[[ Information supplied, beginning ]]

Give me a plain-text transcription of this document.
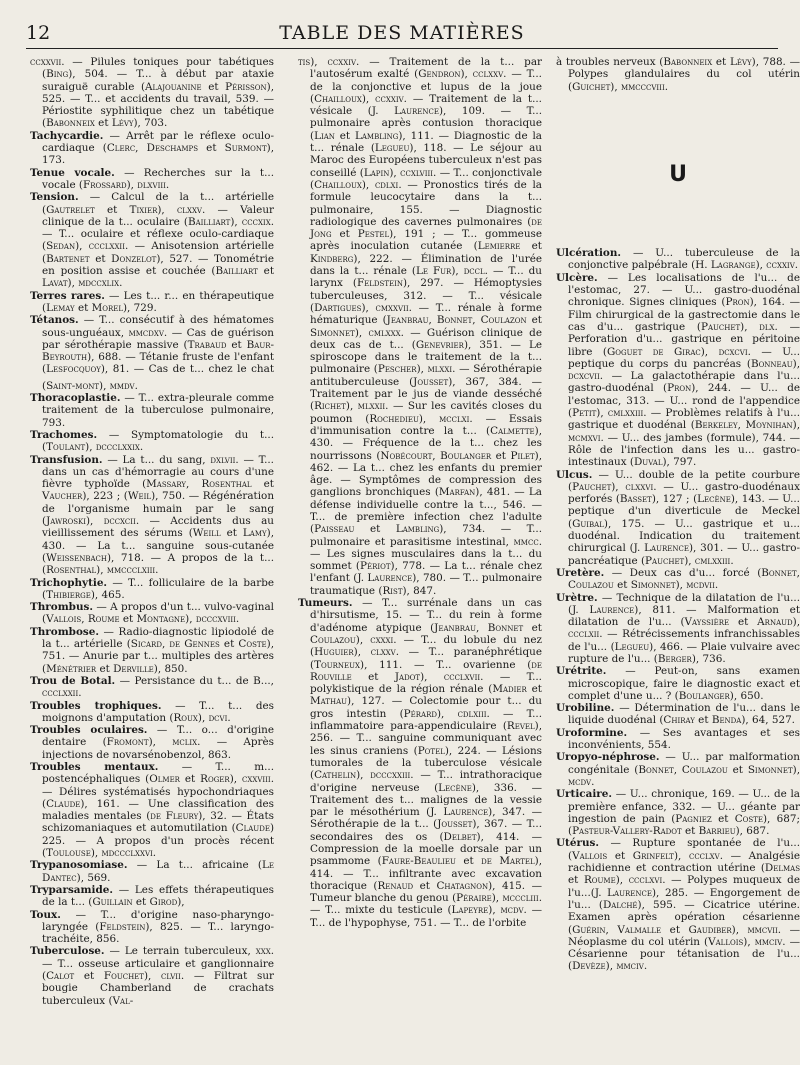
12	TABLE DES MATIÈRES

ccxxvii. — Pilules toniques pour tabétiques (Bing), 504. — T... à début par ataxie suraiguë curable (Alajouanine et Périsson), 525. — T... et accidents du travail, 539. — Périostite syphilitique chez un tabétique (Babonneix et Lévy), 703.

Tachycardie. — Arrêt par le réflexe oculo-cardiaque (Clerc, Deschamps et Surmont), 173.

Tenue vocale. — Recherches sur la t... vocale (Frossard), dlxviii.

Tension. — Calcul de la t... artérielle (Gautrelet et Tixier), clxxv. — Valeur clinique de la t... oculaire (Bailliart), cccxix. — T... oculaire et réflexe oculo-cardiaque (Sedan), ccclxxii. — Anisotension artérielle (Bartenet et Donzelot), 527. — Tonométrie en position assise et couchée (Bailliart et Lavat), mdccxlix.

Terres rares. — Les t... r... en thérapeutique (Lemay et Morel), 729.

Tétanos. — T... consécutif à des hématomes sous-unguéaux, mmcdxv. — Cas de guérison par sérothérapie massive (Trabaud et Baur-Beyrouth), 688. — Tétanie fruste de l'enfant (Lesfocquoy), 81. — Cas de t... chez le chat (Saint-mont), mmdv.

Thoracoplastie. — T... extra-pleurale comme traitement de la tuberculose pulmonaire, 793.

Trachomes. — Symptomatologie du t... (Toulant), dccclxxix.

Transfusion. — La t... du sang, dxlvii. — T... dans un cas d'hémorragie au cours d'une fièvre typhoïde (Massary, Rosenthal et Vaucher), 223 ; (Weil), 750. — Régénération de l'organisme humain par le sang (Jawroski), dccxcii. — Accidents dus au vieillissement des sérums (Weill et Lamy), 430. — La t... sanguine sous-cutanée (Weissenbach), 718. — A propos de la t... (Rosenthal), mmccclxiii.

Trichophytie. — T... folliculaire de la barbe (Thibierge), 465.

Thrombus. — A propos d'un t... vulvo-vaginal (Vallois, Roume et Montagne), dcccxviii.

Thrombose. — Radio-diagnostic lipiodolé de la t... artérielle (Sicard, de Gennes et Coste), 751. — Anurie par t... multiples des artères (Ménétrier et Derville), 850.

Trou de Botal. — Persistance du t... de B..., ccclxxii.

Troubles trophiques. — T... t... des moignons d'amputation (Roux), dcvi.

Troubles oculaires. — T... o... d'origine dentaire (Fromont), mclix. — Après injections de novarsénobenzol, 863.

Troubles mentaux. — T... m... postencéphaliques (Olmer et Roger), cxxviii. — Délires systématisés hypochondriaques (Claude), 161. — Une classification des maladies mentales (de Fleury), 32. — États schizomaniaques et automutilation (Claude) 225. — A propos d'un procès récent (Toulouse), mdccclxxvi.

Trypanosomiase. — La t... africaine (Le Dantec), 569.

Tryparsamide. — Les effets thérapeutiques de la t... (Guillain et Girod),

Toux. — T... d'origine naso-pharyngo-laryngée (Feldstein), 825. — T... laryngo-trachéite, 856.

Tuberculose. — Le terrain tuberculeux, xxx. — T... osseuse articulaire et ganglionnaire (Calot et Fouchet), clvii. — Filtrat sur bougie Chamberland de crachats tuberculeux (Val-

tis), ccxxiv. — Traitement de la t... par l'autosérum exalté (Gendron), cclxxv. — T... de la conjonctive et lupus de la joue (Chailloux), ccxxiv. — Traitement de la t... vésicale (J. Laurence), 109. — T... pulmonaire après contusion thoracique (Lian et Lambling), 111. — Diagnostic de la t... rénale (Legueu), 118. — Le séjour au Maroc des Européens tuberculeux n'est pas conseillé (Lapin), ccxlviii. — T... conjonctivale (Chailloux), cdlxi. — Pronostics tirés de la formule leucocytaire dans la t... pulmonaire, 155. — Diagnostic radiologique des cavernes pulmonaires (de Jong et Pestel), 191 ; — T... gommeuse après inoculation cutanée (Lemierre et Kindberg), 222. — Élimination de l'urée dans la t... rénale (Le Fur), dccl. — T... du larynx (Feldstein), 297. — Hémoptysies tuberculeuses, 312. — T... vésicale (Dartigues), cmxxvii. — T... rénale à forme hématurique (Jeanbrau, Bonnet, Coulazon et Simonnet), cmlxxx. — Guérison clinique de deux cas de t... (Genevrier), 351. — Le spiroscope dans le traitement de la t... pulmonaire (Pescher), mlxxi. — Sérothérapie antituberculeuse (Jousset), 367, 384. — Traitement par le jus de viande desséché (Richet), mlxxii. — Sur les cavités closes du poumon (Rochedieu), mcclxi. — Essais d'immunisation contre la t... (Calmette), 430. — Fréquence de la t... chez les nourrissons (Nobécourt, Boulanger et Pilet), 462. — La t... chez les enfants du premier âge. — Symptômes de compression des ganglions bronchiques (Marfan), 481. — La défense individuelle contre la t..., 546. — T... de première infection chez l'adulte (Paisseau et Lambling), 734. — T... pulmonaire et parasitisme intestinal, mmcc. — Les signes musculaires dans la t... du sommet (Périot), 778. — La t... rénale chez l'enfant (J. Laurence), 780. — T... pulmonaire traumatique (Rist), 847.

Tumeurs. — T... surrénale dans un cas d'hirsutisme, 15. — T... du rein à forme d'adénome atypique (Jeanbrau, Bonnet et Coulazou), cxxxi. — T... du lobule du nez (Huguier), clxxv. — T... paranéphrétique (Tourneux), 111. — T... ovarienne (de Rouville et Jadot), ccclxvii. — T... polykistique de la région rénale (Madier et Mathau), 127. — Colectomie pour t... du gros intestin (Pérard), cdlxiii. — T... inflammatoire para-appendiculaire (Revel), 256. — T... sanguine communiquant avec les sinus craniens (Potel), 224. — Lésions tumorales de la tuberculose vésicale (Cathelin), dcccxxiii. — T... intrathoracique d'origine nerveuse (Lecène), 336. — Traitement des t... malignes de la vessie par le mésothérium (J. Laurence), 347. — Sérothérapie de la t... (Jousset), 367. — T... secondaires des os (Delbet), 414. — Compression de la moelle dorsale par un psammome (Faure-Beaulieu et de Martel), 414. — T... infiltrante avec excavation thoracique (Renaud et Chatagnon), 415. — Tumeur blanche du genou (Péraire), mcccliii. — T... mixte du testicule (Lapeyre), mcdv. — T... de l'hypophyse, 751. — T... de l'orbite

à troubles nerveux (Babonneix et Lévy), 788. — Polypes glandulaires du col utérin (Guichet), mmcccviii.

U

Ulcération. — U... tuberculeuse de la conjonctive palpébrale (H. Lagrange), ccxxiv.

Ulcère. — Les localisations de l'u... de l'estomac, 27. — U... gastro-duodénal chronique. Signes cliniques (Pron), 164. — Film chirurgical de la gastrectomie dans le cas d'u... gastrique (Pauchet), dlx. — Perforation d'u... gastrique en péritoine libre (Goguet de Girac), dcxcvi. — U... peptique du corps du pancréas (Bonneau), dcxcvii. — La galactothérapie dans l'u... gastro-duodénal (Pron), 244. — U... de l'estomac, 313. — U... rond de l'appendice (Petit), cmlxxiii. — Problèmes relatifs à l'u... gastrique et duodénal (Berkeley, Moynihan), mcmxvi. — U... des jambes (formule), 744. — Rôle de l'infection dans les u... gastro-intestinaux (Duval), 797.

Ulcus. — U... double de la petite courbure (Pauchet), clxxvi. — U... gastro-duodénaux perforés (Basset), 127 ; (Lecène), 143. — U... peptique d'un diverticule de Meckel (Guibal), 175. — U... gastrique et u... duodénal. Indication du traitement chirurgical (J. Laurence), 301. — U... gastro-pancréatique (Pauchet), cmlxxiii.

Uretère. — Deux cas d'u... forcé (Bonnet, Coulazou et Simonnet), mcdvii.

Urètre. — Technique de la dilatation de l'u... (J. Laurence), 811. — Malformation et dilatation de l'u... (Vayssière et Arnaud), ccclxii. — Rétrécissements infranchissables de l'u... (Legueu), 466. — Plaie vulvaire avec rupture de l'u... (Berger), 736.

Urétrite. — Peut-on, sans examen microscopique, faire le diagnostic exact et complet d'une u... ? (Boulanger), 650.

Urobiline. — Détermination de l'u... dans le liquide duodénal (Chiray et Benda), 64, 527.

Uroformine. — Ses avantages et ses inconvénients, 554.

Uropyo-néphrose. — U... par malformation congénitale (Bonnet, Coulazou et Simonnet), mcdv.

Urticaire. — U... chronique, 169. — U... de la première enfance, 332. — U... géante par ingestion de pain (Pagniez et Coste), 687; (Pasteur-Vallery-Radot et Barrieu), 687.

Utérus. — Rupture spontanée de l'u... (Vallois et Grinfelt), ccclxv. — Analgésie rachidienne et contraction utérine (Delmas et Roume), ccclxvi. — Polypes muqueux de l'u...(J. Laurence), 285. — Engorgement de l'u... (Dalché), 595. — Cicatrice utérine. Examen après opération césarienne (Guérin, Valmalle et Gaudiber), mmcvii. — Néoplasme du col utérin (Vallois), mmciv. — Césarienne pour tétanisation de l'u... (Devèze), mmciv.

[[ Information supplied, end ]]

- Task description -
Locate the string "Coste" in the listing above and copy every line where it occurs.

- Task response -
Thrombose. — Radio-diagnostic lipiodolé de la t... artérielle (Sicard, de Gennes et Coste), 751. — Anurie par t... multiples des artères (Ménétrier et Derville), 850.
Urticaire. — U... chronique, 169. — U... de la première enfance, 332. — U... géante par ingestion de pain (Pagniez et Coste), 687; (Pasteur-Vallery-Radot et Barrieu), 687.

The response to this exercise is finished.